◆ Dataset records ◆
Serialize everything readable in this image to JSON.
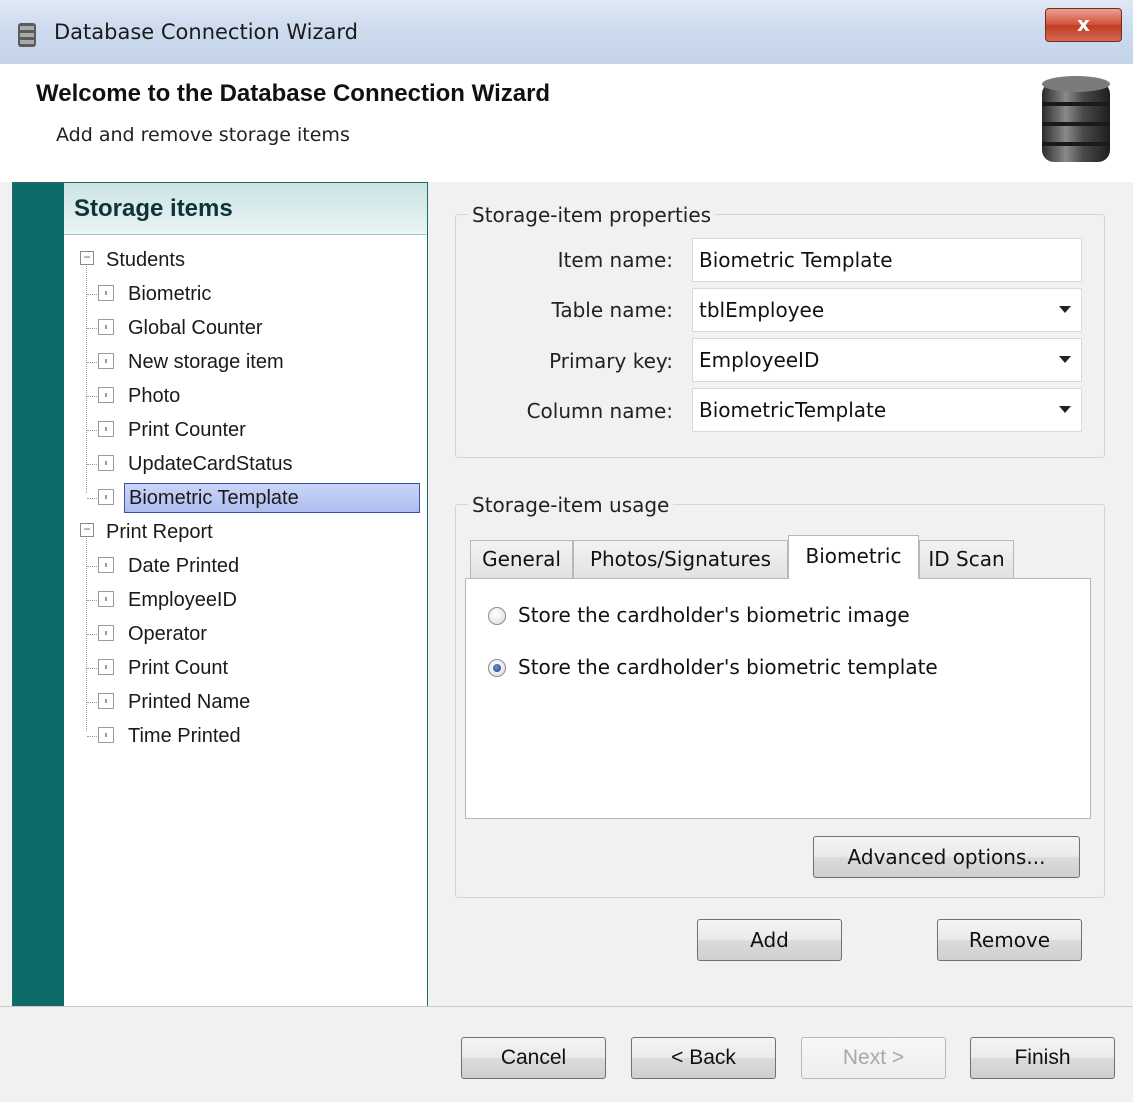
{
  "window": {
    "title": "Database Connection Wizard",
    "close_label": "x"
  },
  "header": {
    "title": "Welcome to the Database Connection Wizard",
    "subtitle": "Add and remove storage items"
  },
  "left_panel": {
    "title": "Storage items",
    "groups": [
      {
        "label": "Students",
        "children": [
          "Biometric",
          "Global Counter",
          "New storage item",
          "Photo",
          "Print Counter",
          "UpdateCardStatus",
          "Biometric Template"
        ]
      },
      {
        "label": "Print Report",
        "children": [
          "Date Printed",
          "EmployeeID",
          "Operator",
          "Print Count",
          "Printed Name",
          "Time Printed"
        ]
      }
    ],
    "selected_item": "Biometric Template"
  },
  "properties": {
    "group_label": "Storage-item properties",
    "item_name_label": "Item name:",
    "item_name_value": "Biometric Template",
    "table_name_label": "Table name:",
    "table_name_value": "tblEmployee",
    "primary_key_label": "Primary key:",
    "primary_key_value": "EmployeeID",
    "column_name_label": "Column name:",
    "column_name_value": "BiometricTemplate"
  },
  "usage": {
    "group_label": "Storage-item usage",
    "tabs": [
      "General",
      "Photos/Signatures",
      "Biometric",
      "ID Scan"
    ],
    "active_tab": "Biometric",
    "options": [
      {
        "label": "Store the cardholder's biometric image",
        "checked": false
      },
      {
        "label": "Store the cardholder's biometric template",
        "checked": true
      }
    ],
    "advanced_button": "Advanced options..."
  },
  "actions": {
    "add": "Add",
    "remove": "Remove"
  },
  "footer": {
    "cancel": "Cancel",
    "back": "< Back",
    "next": "Next >",
    "finish": "Finish"
  },
  "colors": {
    "left_strip": "#0f6b68",
    "selection": "#aebdf0",
    "close_button": "#c43a22"
  }
}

◆ Written exercise ◆
Look through the entries above and list every line containing "Connection".

◆ Solution for this exercise ◆
    "title": "Database Connection Wizard",
    "title": "Welcome to the Database Connection Wizard",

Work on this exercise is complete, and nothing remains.